## [Given text]
* * *

Re: Stellar is unable to query base data

Posted by Nick Allen <ni...@nickallen.org>.
What version of Metron are you using?  Based on what I am seeing in the
stack trace it seems to be a few versions ago.  Any chance you'd be willing
to try something newer like 0.3.1 RC5? It would be easier to help
troubleshoot that way.

On Sun, Mar 5, 2017 at 5:48 PM, shoggi <sh...@gmail.com> wrote:

> The quorum and kafka config was ok, the host is actually called node1
> (same system). The variables were set like that because I wanted to see if
> I can set it to another value. Anyway, changed everything back and did
> another of this:
>   - killed the topology
>   - created an empty profiler config
>   - restarted system
>   - added profiler configuration again (started with just one profile)

* * *

## [Entries supplied]
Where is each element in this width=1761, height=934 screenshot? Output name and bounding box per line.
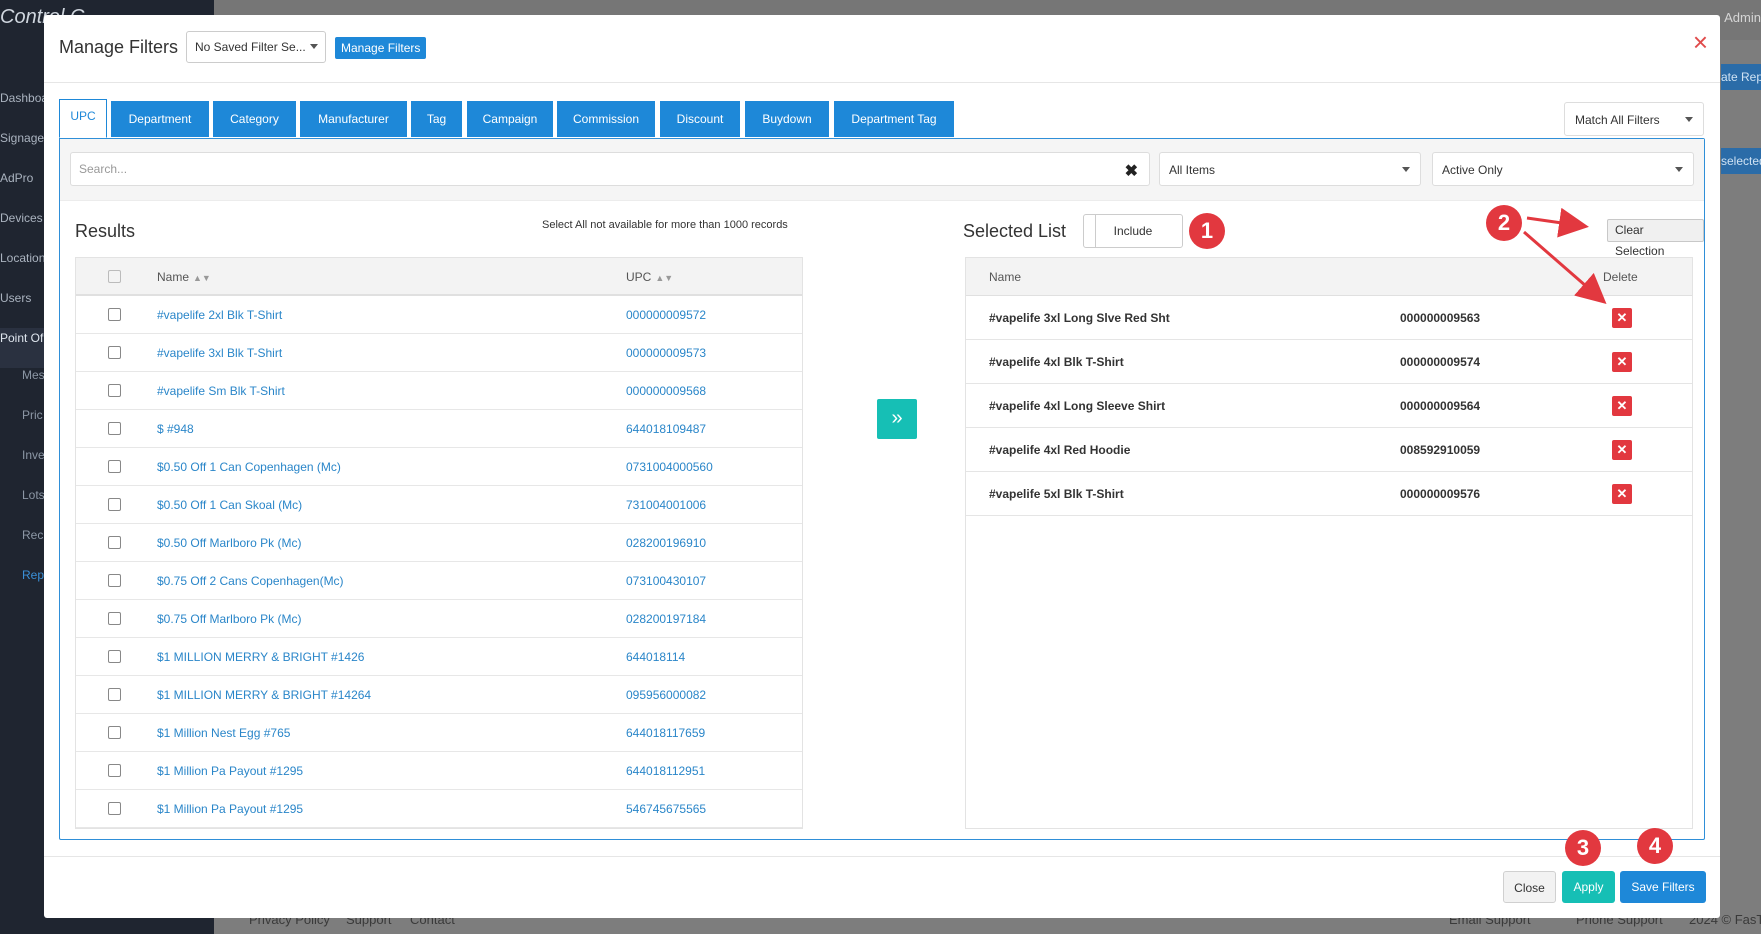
tab-upc[interactable]: UPC [59, 99, 107, 138]
arrow-to-clear-selection [1526, 207, 1589, 238]
annotation-badge: 1 [1189, 213, 1225, 249]
annotation-badge: 2 [1486, 205, 1522, 241]
arrow-to-delete [1523, 230, 1607, 304]
annotation-badge: 3 [1565, 830, 1601, 866]
annotation-arrows [1523, 207, 1607, 304]
annotation-badge: 4 [1637, 828, 1673, 864]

* * *

## [Directive 1]
Transcribe the Stellar query thread verbatim, from its header line through its final line.
## [Directive 2]
Reproduce the records from their first line through the line containing "annotation-arrows [1523, 207, 1607, 304]", replacing "bounding box" with "enclosing box" and keeping everything else the same. Leave the pictures out of your answer.
The text and the records are unrelated, and neither depends on the other.

## [Written solution 1]
Re: Stellar is unable to query base data

Posted by Nick Allen <ni...@nickallen.org>.
What version of Metron are you using?  Based on what I am seeing in the
stack trace it seems to be a few versions ago.  Any chance you'd be willing
to try something newer like 0.3.1 RC5? It would be easier to help
troubleshoot that way.

On Sun, Mar 5, 2017 at 5:48 PM, shoggi <sh...@gmail.com> wrote:

> The quorum and kafka config was ok, the host is actually called node1
> (same system). The variables were set like that because I wanted to see if
> I can set it to another value. Anyway, changed everything back and did
> another of this:
>   - killed the topology
>   - created an empty profiler config
>   - restarted system
>   - added profiler configuration again (started with just one profile)

## [Written solution 2]
Where is each element in this width=1761, height=934 screenshot? Output name and enclosing box per line.
tab-upc[interactable]: UPC [59, 99, 107, 138]
arrow-to-clear-selection [1526, 207, 1589, 238]
annotation-badge: 1 [1189, 213, 1225, 249]
annotation-badge: 2 [1486, 205, 1522, 241]
arrow-to-delete [1523, 230, 1607, 304]
annotation-badge: 3 [1565, 830, 1601, 866]
annotation-arrows [1523, 207, 1607, 304]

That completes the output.